■ **The task**:
Transcribe the lines below verbatim, skipping the images.

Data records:
--- begin ---

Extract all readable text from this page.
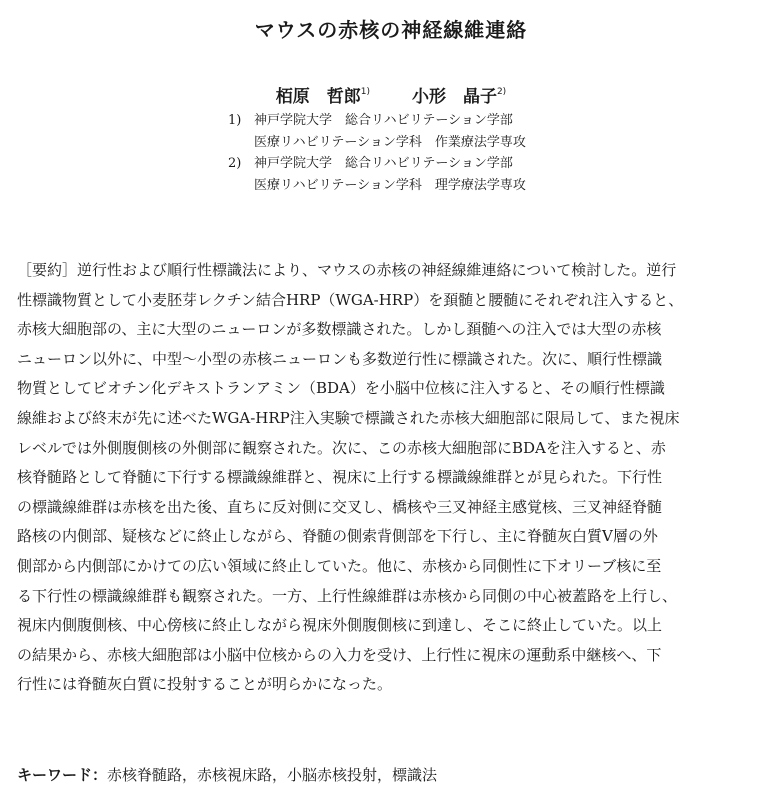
マウスの赤核の神経線維連絡
栢原　哲郎$^{1)}$ 小形　晶子$^{2)}$
1) 神戸学院大学　総合リハビリテーション学部
医療リハビリテーション学科　作業療法学専攻
2) 神戸学院大学　総合リハビリテーション学部
医療リハビリテーション学科　理学療法学専攻
［要約］逆行性および順行性標識法により、マウスの赤核の神経線維連絡について検討した。逆行
性標識物質として小麦胚芽レクチン結合HRP（WGA-HRP）を頚髄と腰髄にそれぞれ注入すると、
赤核大細胞部の、主に大型のニューロンが多数標識された。しかし頚髄への注入では大型の赤核
ニューロン以外に、中型～小型の赤核ニューロンも多数逆行性に標識された。次に、順行性標識
物質としてビオチン化デキストランアミン（BDA）を小脳中位核に注入すると、その順行性標識
線維および終末が先に述べたWGA-HRP注入実験で標識された赤核大細胞部に限局して、また視床
レベルでは外側腹側核の外側部に観察された。次に、この赤核大細胞部にBDAを注入すると、赤
核脊髄路として脊髄に下行する標識線維群と、視床に上行する標識線維群とが見られた。下行性
の標識線維群は赤核を出た後、直ちに反対側に交叉し、橋核や三叉神経主感覚核、三叉神経脊髄
路核の内側部、疑核などに終止しながら、脊髄の側索背側部を下行し、主に脊髄灰白質Ⅴ層の外
側部から内側部にかけての広い領域に終止していた。他に、赤核から同側性に下オリーブ核に至
る下行性の標識線維群も観察された。一方、上行性線維群は赤核から同側の中心被蓋路を上行し、
視床内側腹側核、中心傍核に終止しながら視床外側腹側核に到達し、そこに終止していた。以上
の結果から、赤核大細胞部は小脳中位核からの入力を受け、上行性に視床の運動系中継核へ、下
行性には脊髄灰白質に投射することが明らかになった。
キーワード：赤核脊髄路，赤核視床路，小脳赤核投射，標識法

--- end ---

■ **Output**:
Extract all readable text from this page.
マウスの赤核の神経線維連絡
栢原　哲郎$^{1)}$ 小形　晶子$^{2)}$
1) 神戸学院大学　総合リハビリテーション学部
医療リハビリテーション学科　作業療法学専攻
2) 神戸学院大学　総合リハビリテーション学部
医療リハビリテーション学科　理学療法学専攻
［要約］逆行性および順行性標識法により、マウスの赤核の神経線維連絡について検討した。逆行
性標識物質として小麦胚芽レクチン結合HRP（WGA-HRP）を頚髄と腰髄にそれぞれ注入すると、
赤核大細胞部の、主に大型のニューロンが多数標識された。しかし頚髄への注入では大型の赤核
ニューロン以外に、中型～小型の赤核ニューロンも多数逆行性に標識された。次に、順行性標識
物質としてビオチン化デキストランアミン（BDA）を小脳中位核に注入すると、その順行性標識
線維および終末が先に述べたWGA-HRP注入実験で標識された赤核大細胞部に限局して、また視床
レベルでは外側腹側核の外側部に観察された。次に、この赤核大細胞部にBDAを注入すると、赤
核脊髄路として脊髄に下行する標識線維群と、視床に上行する標識線維群とが見られた。下行性
の標識線維群は赤核を出た後、直ちに反対側に交叉し、橋核や三叉神経主感覚核、三叉神経脊髄
路核の内側部、疑核などに終止しながら、脊髄の側索背側部を下行し、主に脊髄灰白質Ⅴ層の外
側部から内側部にかけての広い領域に終止していた。他に、赤核から同側性に下オリーブ核に至
る下行性の標識線維群も観察された。一方、上行性線維群は赤核から同側の中心被蓋路を上行し、
視床内側腹側核、中心傍核に終止しながら視床外側腹側核に到達し、そこに終止していた。以上
の結果から、赤核大細胞部は小脳中位核からの入力を受け、上行性に視床の運動系中継核へ、下
行性には脊髄灰白質に投射することが明らかになった。
キーワード：赤核脊髄路，赤核視床路，小脳赤核投射，標識法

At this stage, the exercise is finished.